= YOUR TASK =
Below are some records. Say how many of their lines contain the string "единства", and give nothing but the number.

= EXERCISE INPUTS =
----

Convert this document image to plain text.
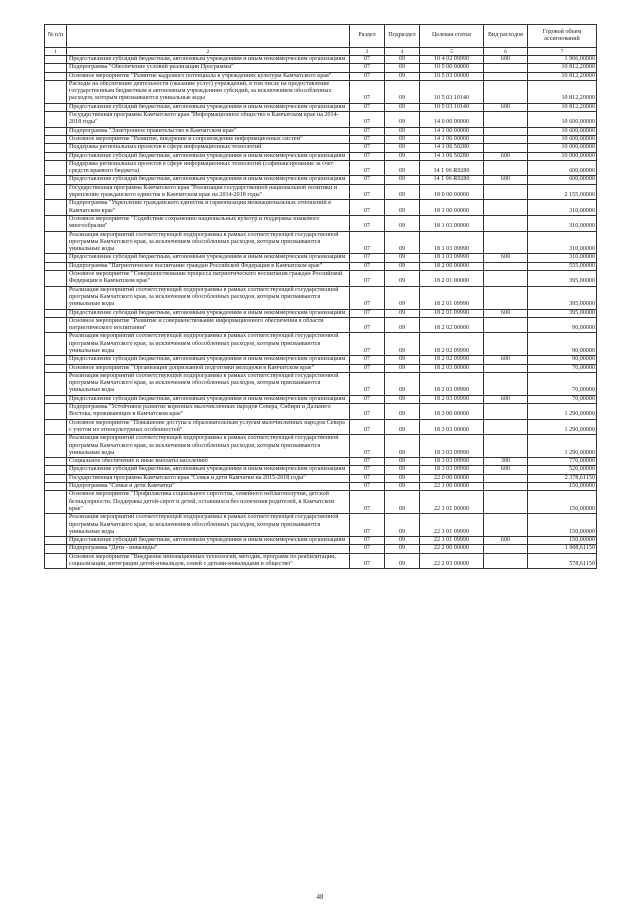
№ п/п		Раздел	Подраздел	Целевая статья	Вид расходов	Годовой объем ассигнований
1	2	3	4	5	6	7
	Предоставление субсидий бюджетным, автономным учреждениям и иным некоммерческим организациям	07	09	10 4 02 09990	600	1 906,00000
	Подпрограмма "Обеспечение условий реализации Программы"	07	09	10 5 00 00000		10 812,20000
	Основное мероприятие "Развитие кадрового потенциала в учреждениях культуры Камчатского края"	07	09	10 5 03 00000		10 812,20000
	Расходы на обеспечение деятельности (оказание услуг) учреждений, в том числе на предоставление государственным бюджетным и автономным учреждениям субсидий, за исключением обособленных расходов, которым присваиваются уникальные коды	07	09	10 5 03 10140		10 812,20000
	Предоставление субсидий бюджетным, автономным учреждениям и иным некоммерческим организациям	07	09	10 5 03 10140	600	10 812,20000
	Государственная программа Камчатского края "Информационное общество в Камчатском крае на 2014-2018 годы"	07	09	14 0 00 00000		10 600,00000
	Подпрограмма "Электронное правительство в Камчатском крае"	07	09	14 1 00 00000		10 600,00000
	Основное мероприятие "Развитие, внедрение и сопровождение информационных систем"	07	09	14 1 06 00000		10 600,00000
	Поддержка региональных проектов в сфере информационных технологий	07	09	14 1 06 50280		10 000,00000
	Предоставление субсидий бюджетным, автономным учреждениям и иным некоммерческим организациям	07	09	14 1 06 50280	600	10 000,00000
	Поддержка региональных проектов в сфере информационных технологий (софинансирование за счет средств краевого бюджета)	07	09	14 1 06 R0280		600,00000
	Предоставление субсидий бюджетным, автономным учреждениям и иным некоммерческим организациям	07	09	14 1 06 R0280	600	600,00000
	Государственная программа Камчатского края "Реализация государственной национальной политики и укрепление гражданского единства в Камчатском крае на 2014-2018 годы"	07	09	18 0 00 00000		2 155,00000
	Подпрограмма "Укрепление гражданского единства и гармонизация межнациональных отношений в Камчатском крае"	07	09	18 1 00 00000		310,00000
	Основное мероприятие "Содействие сохранению национальных культур и поддержка языкового многообразия"	07	09	18 1 03 00000		310,00000
	Реализация мероприятий соответствующей подпрограммы в рамках соответствующей государственной программы Камчатского края, за исключением обособленных расходов, которым присваиваются уникальные коды	07	09	18 1 03 09990		310,00000
	Предоставление субсидий бюджетным, автономным учреждениям и иным некоммерческим организациям	07	09	18 1 03 09990	600	310,00000
	Подпрограмма "Патриотическое воспитание граждан Российской Федерации в Камчатском крае"	07	09	18 2 00 00000		555,00000
	Основное мероприятие "Совершенствование процесса патриотического воспитания граждан Российской Федерации в Камчатском крае"	07	09	18 2 01 00000		395,00000
	Реализация мероприятий соответствующей подпрограммы в рамках соответствующей государственной программы Камчатского края, за исключением обособленных расходов, которым присваиваются уникальные коды	07	09	18 2 01 09990		395,00000
	Предоставление субсидий бюджетным, автономным учреждениям и иным некоммерческим организациям	07	09	18 2 01 09990	600	395,00000
	Основное мероприятие "Развитие и совершенствование информационного обеспечения в области патриотического воспитания"	07	09	18 2 02 00000		90,00000
	Реализация мероприятий соответствующей подпрограммы в рамках соответствующей государственной программы Камчатского края, за исключением обособленных расходов, которым присваиваются уникальные коды	07	09	18 2 02 09990		90,00000
	Предоставление субсидий бюджетным, автономным учреждениям и иным некоммерческим организациям	07	09	18 2 02 09990	600	90,00000
	Основное мероприятие "Организация допризывной подготовки молодежи в Камчатском крае"	07	09	18 2 03 00000		70,00000
	Реализация мероприятий соответствующей подпрограммы в рамках соответствующей государственной программы Камчатского края, за исключением обособленных расходов, которым присваиваются уникальные коды	07	09	18 2 03 09990		70,00000
	Предоставление субсидий бюджетным, автономным учреждениям и иным некоммерческим организациям	07	09	18 2 03 09990	600	70,00000
	Подпрограмма "Устойчивое развитие коренных малочисленных народов Севера, Сибири и Дальнего Востока, проживающих в Камчатском крае"	07	09	18 3 00 00000		1 290,00000
	Основное мероприятие "Повышение доступа к образовательным услугам малочисленных народов Севера с учетом их этнокультурных особенностей"	07	09	18 3 03 00000		1 290,00000
	Реализация мероприятий соответствующей подпрограммы в рамках соответствующей государственной программы Камчатского края, за исключением обособленных расходов, которым присваиваются уникальные коды	07	09	18 3 03 09990		1 290,00000
	Социальное обеспечение и иные выплаты населению	07	09	18 3 03 09990	300	770,00000
	Предоставление субсидий бюджетным, автономным учреждениям и иным некоммерческим организациям	07	09	18 3 03 09990	600	520,00000
	Государственная программа Камчатского края "Семья и дети Камчатки на 2015-2018 годы"	07	09	22 0 00 00000		2 378,61150
	Подпрограмма "Семья и дети Камчатки"	07	09	22 1 00 00000		150,00000
	Основное мероприятие "Профилактика социального сиротства, семейного неблагополучия, детской безнадзорности. Поддержка детей-сирот и детей, оставшихся без попечения родителей, в Камчатском крае"	07	09	22 1 01 00000		150,00000
	Реализация мероприятий соответствующей подпрограммы в рамках соответствующей государственной программы Камчатского края, за исключением обособленных расходов, которым присваиваются уникальные коды	07	09	22 1 01 09990		150,00000
	Предоставление субсидий бюджетным, автономным учреждениям и иным некоммерческим организациям	07	09	22 1 01 09990	600	150,00000
	Подпрограмма "Дети - инвалиды"	07	09	22 2 00 00000		1 008,61150
	Основное мероприятие "Внедрение инновационных технологий, методик, программ по реабилитации, социализации, интеграции детей-инвалидов, семей с детьми-инвалидами в общество"	07	09	22 2 03 00000		578,61150
48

----

= THE COMPLETED TASK =
2